[start]

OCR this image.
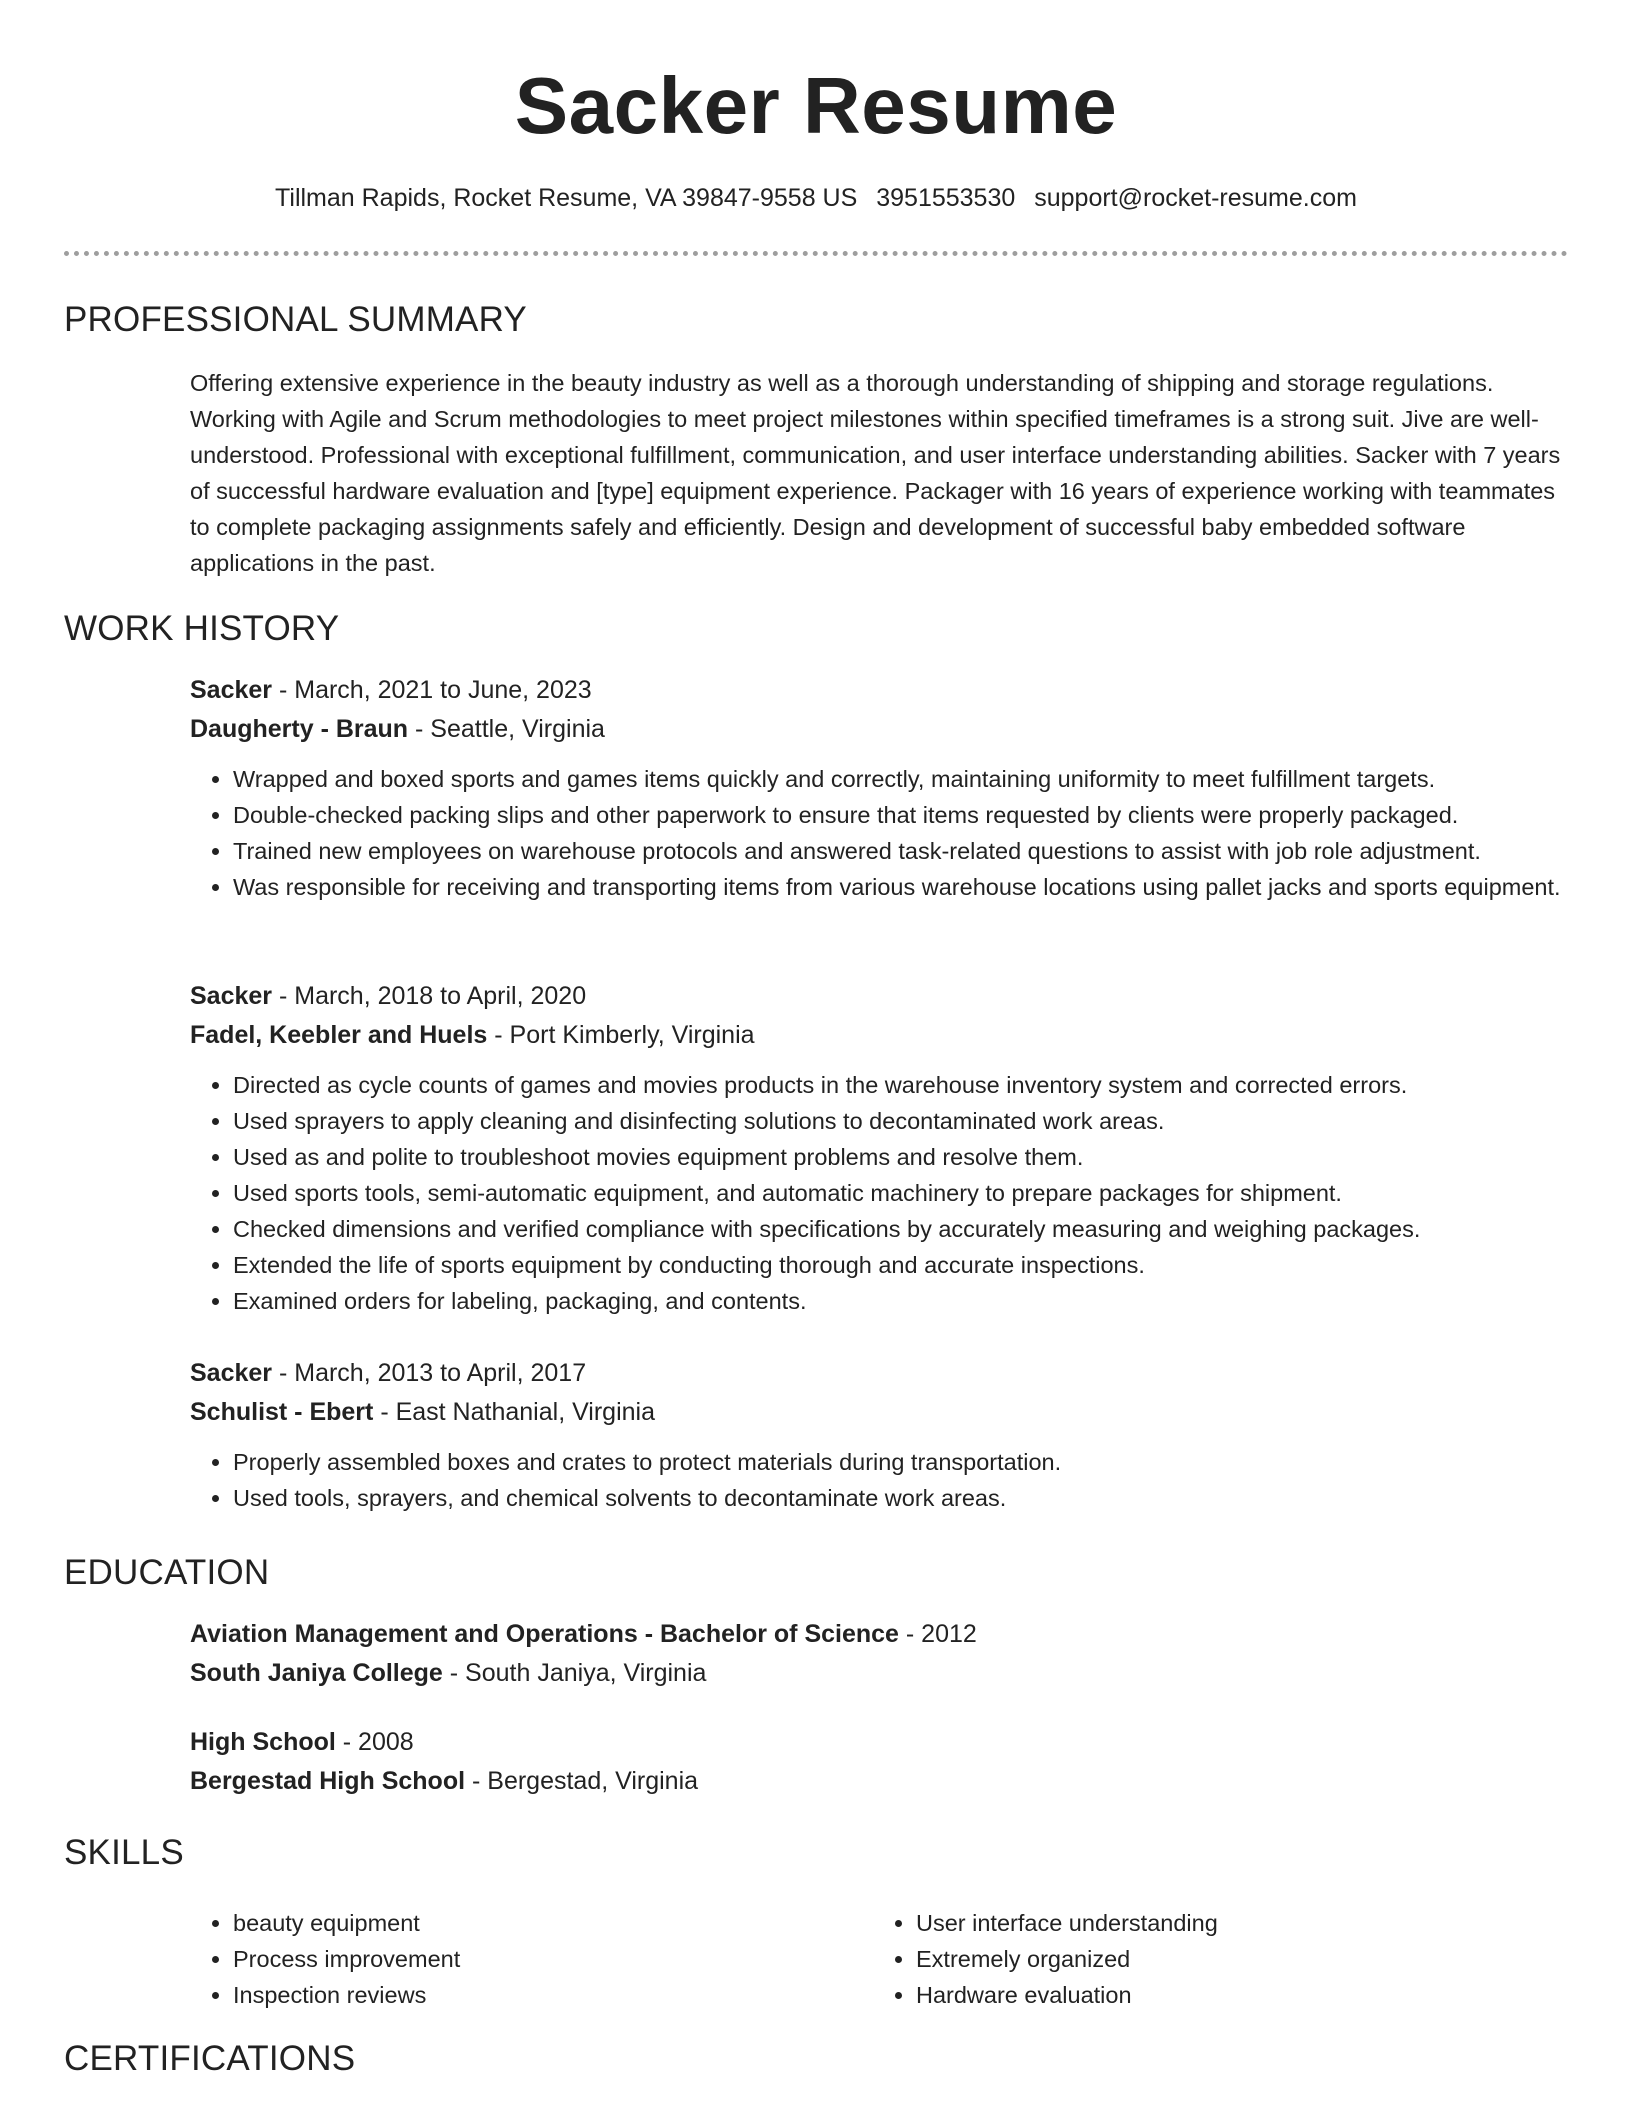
Sacker Resume
Tillman Rapids, Rocket Resume, VA 39847-9558 US 3951553530 support@rocket-resume.com
PROFESSIONAL SUMMARY
Offering extensive experience in the beauty industry as well as a thorough understanding of shipping and storage regulations. Working with Agile and Scrum methodologies to meet project milestones within specified timeframes is a strong suit. Jive are well-understood. Professional with exceptional fulfillment, communication, and user interface understanding abilities. Sacker with 7 years of successful hardware evaluation and [type] equipment experience. Packager with 16 years of experience working with teammates to complete packaging assignments safely and efficiently. Design and development of successful baby embedded software applications in the past.
WORK HISTORY
Sacker - March, 2021 to June, 2023
Daugherty - Braun - Seattle, Virginia
• Wrapped and boxed sports and games items quickly and correctly, maintaining uniformity to meet fulfillment targets.
• Double-checked packing slips and other paperwork to ensure that items requested by clients were properly packaged.
• Trained new employees on warehouse protocols and answered task-related questions to assist with job role adjustment.
• Was responsible for receiving and transporting items from various warehouse locations using pallet jacks and sports equipment.
Sacker - March, 2018 to April, 2020
Fadel, Keebler and Huels - Port Kimberly, Virginia
• Directed as cycle counts of games and movies products in the warehouse inventory system and corrected errors.
• Used sprayers to apply cleaning and disinfecting solutions to decontaminated work areas.
• Used as and polite to troubleshoot movies equipment problems and resolve them.
• Used sports tools, semi-automatic equipment, and automatic machinery to prepare packages for shipment.
• Checked dimensions and verified compliance with specifications by accurately measuring and weighing packages.
• Extended the life of sports equipment by conducting thorough and accurate inspections.
• Examined orders for labeling, packaging, and contents.
Sacker - March, 2013 to April, 2017
Schulist - Ebert - East Nathanial, Virginia
• Properly assembled boxes and crates to protect materials during transportation.
• Used tools, sprayers, and chemical solvents to decontaminate work areas.
EDUCATION
Aviation Management and Operations - Bachelor of Science - 2012
South Janiya College - South Janiya, Virginia
High School - 2008
Bergestad High School - Bergestad, Virginia
SKILLS
• beauty equipment
• Process improvement
• Inspection reviews
• User interface understanding
• Extremely organized
• Hardware evaluation
CERTIFICATIONS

[end]

» **WRITTEN REQUEST**: Check every line for "games" and show the ones that have it.

» **EXERCISE RESULT**:
• Wrapped and boxed sports and games items quickly and correctly, maintaining uniformity to meet fulfillment targets.
• Directed as cycle counts of games and movies products in the warehouse inventory system and corrected errors.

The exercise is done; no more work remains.